> _Task goal_
Give the material once more, word for word, without any images.

> _Exercise material_
►
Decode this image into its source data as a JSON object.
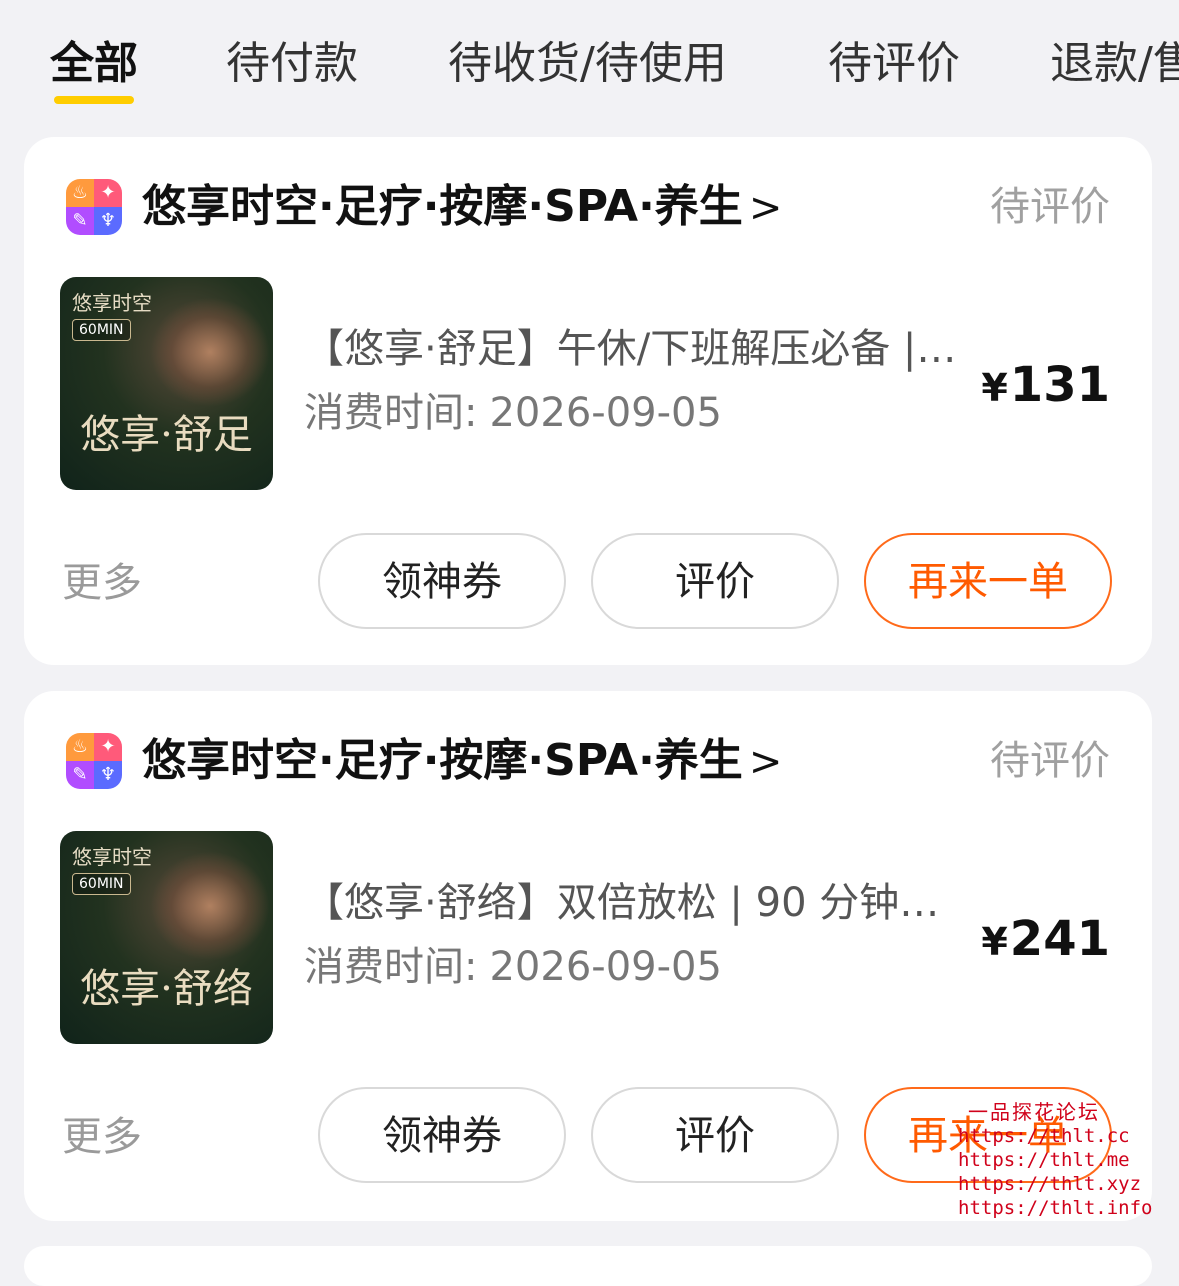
{
  "tabs": [
    {
      "label": "全部",
      "active": true
    },
    {
      "label": "待付款"
    },
    {
      "label": "待收货/待使用"
    },
    {
      "label": "待评价"
    },
    {
      "label": "退款/售"
    }
  ],
  "orders": [
    {
      "shop_name": "悠享时空·足疗·按摩·SPA·养生",
      "chevron": ">",
      "status": "待评价",
      "thumb_brand": "悠享时空",
      "thumb_badge": "60MIN",
      "thumb_title": "悠享·舒足",
      "title": "【悠享·舒足】午休/下班解压必备 | …",
      "time_label": "消费时间:",
      "time_value": "2026-09-05",
      "price_symbol": "¥",
      "price": "131",
      "more": "更多",
      "btn_coupon": "领神券",
      "btn_review": "评价",
      "btn_reorder": "再来一单"
    },
    {
      "shop_name": "悠享时空·足疗·按摩·SPA·养生",
      "chevron": ">",
      "status": "待评价",
      "thumb_brand": "悠享时空",
      "thumb_badge": "60MIN",
      "thumb_title": "悠享·舒络",
      "title": "【悠享·舒络】双倍放松 | 90 分钟全…",
      "time_label": "消费时间:",
      "time_value": "2026-09-05",
      "price_symbol": "¥",
      "price": "241",
      "more": "更多",
      "btn_coupon": "领神券",
      "btn_review": "评价",
      "btn_reorder": "再来一单"
    }
  ],
  "watermark": {
    "title": "一品探花论坛",
    "lines": [
      "https://thlt.cc",
      "https://thlt.me",
      "https://thlt.xyz",
      "https://thlt.info"
    ]
  },
  "colors": {
    "accent_orange": "#ff5a00",
    "tab_indicator": "#ffcd00",
    "page_bg": "#f2f2f5"
  }
}
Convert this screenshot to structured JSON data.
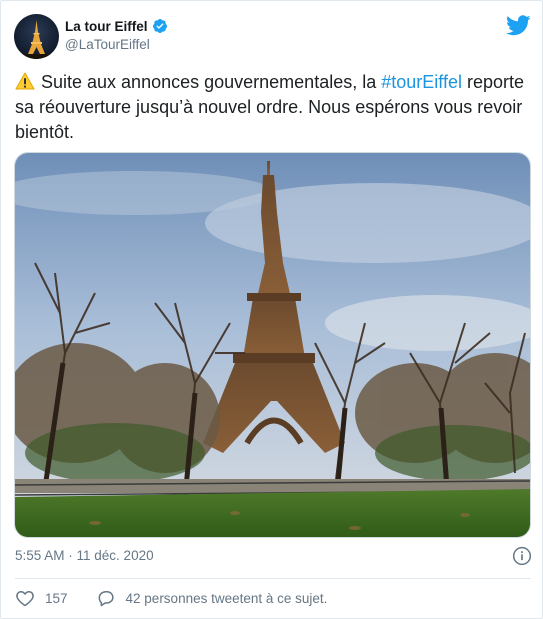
{
  "account": {
    "display_name": "La tour Eiffel",
    "handle": "@LaTourEiffel",
    "verified": true
  },
  "tweet": {
    "text_before": "Suite aux annonces gouvernementales, la ",
    "hashtag": "#tourEiffel",
    "text_after": " reporte sa réouverture jusqu’à nouvel ordre. Nous espérons vous revoir bientôt.",
    "emoji": "warning-emoji",
    "timestamp": "5:55 AM · 11 déc. 2020"
  },
  "engagement": {
    "likes": "157",
    "conversation": "42 personnes tweetent à ce sujet."
  },
  "colors": {
    "brand": "#1da1f2",
    "hashtag": "#1b95e0",
    "muted": "#657786"
  },
  "icons": [
    "verified-icon",
    "twitter-bird-icon",
    "info-icon",
    "heart-icon",
    "comment-icon"
  ]
}
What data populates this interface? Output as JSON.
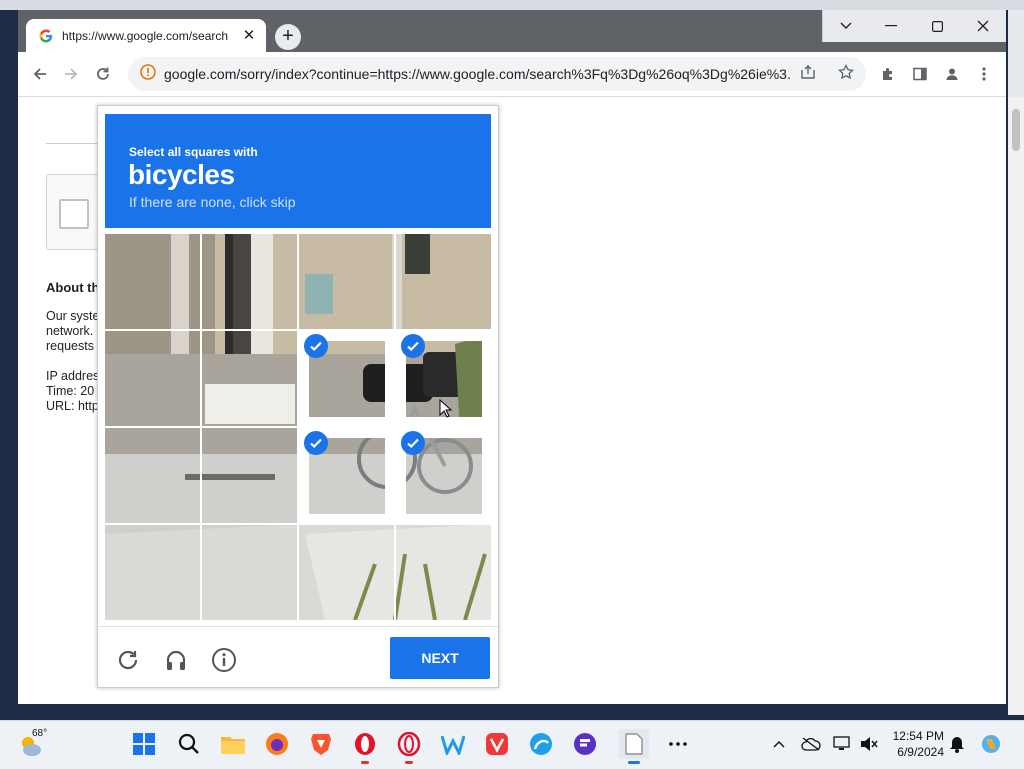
{
  "browser": {
    "tab_title": "https://www.google.com/search",
    "url": "google.com/sorry/index?continue=https://www.google.com/search%3Fq%3Dg%26oq%3Dg%26ie%3..."
  },
  "page": {
    "about_title": "About th",
    "body_lines": [
      "Our syste",
      "network.",
      "requests"
    ],
    "meta_lines": [
      "IP addres",
      "Time: 20",
      "URL: http"
    ]
  },
  "captcha": {
    "instruction": "Select all squares with",
    "object": "bicycles",
    "hint": "If there are none, click skip",
    "next_label": "NEXT",
    "selected_tiles": [
      6,
      7,
      10,
      11
    ],
    "accent_color": "#1a73e8"
  },
  "taskbar": {
    "temperature": "68°",
    "time": "12:54 PM",
    "date": "6/9/2024"
  }
}
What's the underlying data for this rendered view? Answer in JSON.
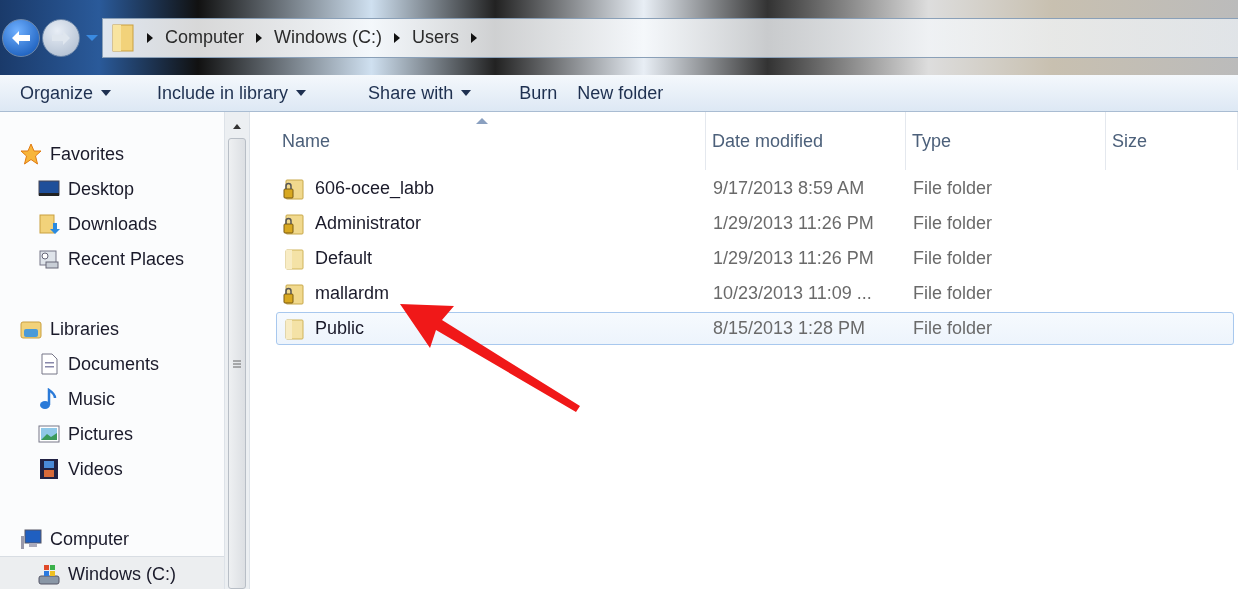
◄
> _Full output_
Decode this image into its source data as a JSON object.
{
  "tabs": [
    {
      "label": "全部",
      "active": true
    },
    {
      "label": "待付款"
    },
    {
      "label": "待收货/待使用"
    },
    {
      "label": "待评价"
    },
    {
      "label": "退款/售"
    }
  ],
  "orders": [
    {
      "shop_name": "悠享时空·足疗·按摩·SPA·养生",
      "chevron": ">",
      "status": "待评价",
      "thumb_brand": "悠享时空",
      "thumb_badge": "60MIN",
      "thumb_title": "悠享·舒足",
      "title": "【悠享·舒足】午休/下班解压必备 | …",
      "time_label": "消费时间:",
      "time_value": "2026-09-05",
      "price_symbol": "¥",
      "price": "131",
      "more": "更多",
      "btn_coupon": "领神券",
      "btn_review": "评价",
      "btn_reorder": "再来一单"
    },
    {
      "shop_name": "悠享时空·足疗·按摩·SPA·养生",
      "chevron": ">",
      "status": "待评价",
      "thumb_brand": "悠享时空",
      "thumb_badge": "60MIN",
      "thumb_title": "悠享·舒络",
      "title": "【悠享·舒络】双倍放松 | 90 分钟全…",
      "time_label": "消费时间:",
      "time_value": "2026-09-05",
      "price_symbol": "¥",
      "price": "241",
      "more": "更多",
      "btn_coupon": "领神券",
      "btn_review": "评价",
      "btn_reorder": "再来一单"
    }
  ],
  "watermark": {
    "title": "一品探花论坛",
    "lines": [
      "https://thlt.cc",
      "https://thlt.me",
      "https://thlt.xyz",
      "https://thlt.info"
    ]
  },
  "colors": {
    "accent_orange": "#ff5a00",
    "tab_indicator": "#ffcd00",
    "page_bg": "#f2f2f5"
  }
}
Convert this screenshot to structured JSON data.
{
  "account": {
    "display_name": "La tour Eiffel",
    "handle": "@LaTourEiffel",
    "verified": true
  },
  "tweet": {
    "text_before": "Suite aux annonces gouvernementales, la ",
    "hashtag": "#tourEiffel",
    "text_after": " reporte sa réouverture jusqu’à nouvel ordre. Nous espérons vous revoir bientôt.",
    "emoji": "warning-emoji",
    "timestamp": "5:55 AM · 11 déc. 2020"
  },
  "engagement": {
    "likes": "157",
    "conversation": "42 personnes tweetent à ce sujet."
  },
  "colors": {
    "brand": "#1da1f2",
    "hashtag": "#1b95e0",
    "muted": "#657786"
  },
  "icons": [
    "verified-icon",
    "twitter-bird-icon",
    "info-icon",
    "heart-icon",
    "comment-icon"
  ]
}
What data populates this interface? Output as JSON.
{
  "browser": {
    "tab_title": "https://www.google.com/search",
    "url": "google.com/sorry/index?continue=https://www.google.com/search%3Fq%3Dg%26oq%3Dg%26ie%3..."
  },
  "page": {
    "about_title": "About th",
    "body_lines": [
      "Our syste",
      "network.",
      "requests"
    ],
    "meta_lines": [
      "IP addres",
      "Time: 20",
      "URL: http"
    ]
  },
  "captcha": {
    "instruction": "Select all squares with",
    "object": "bicycles",
    "hint": "If there are none, click skip",
    "next_label": "NEXT",
    "selected_tiles": [
      6,
      7,
      10,
      11
    ],
    "accent_color": "#1a73e8"
  },
  "taskbar": {
    "temperature": "68°",
    "time": "12:54 PM",
    "date": "6/9/2024"
  }
}
What's the underlying data for this rendered view? Answer in JSON.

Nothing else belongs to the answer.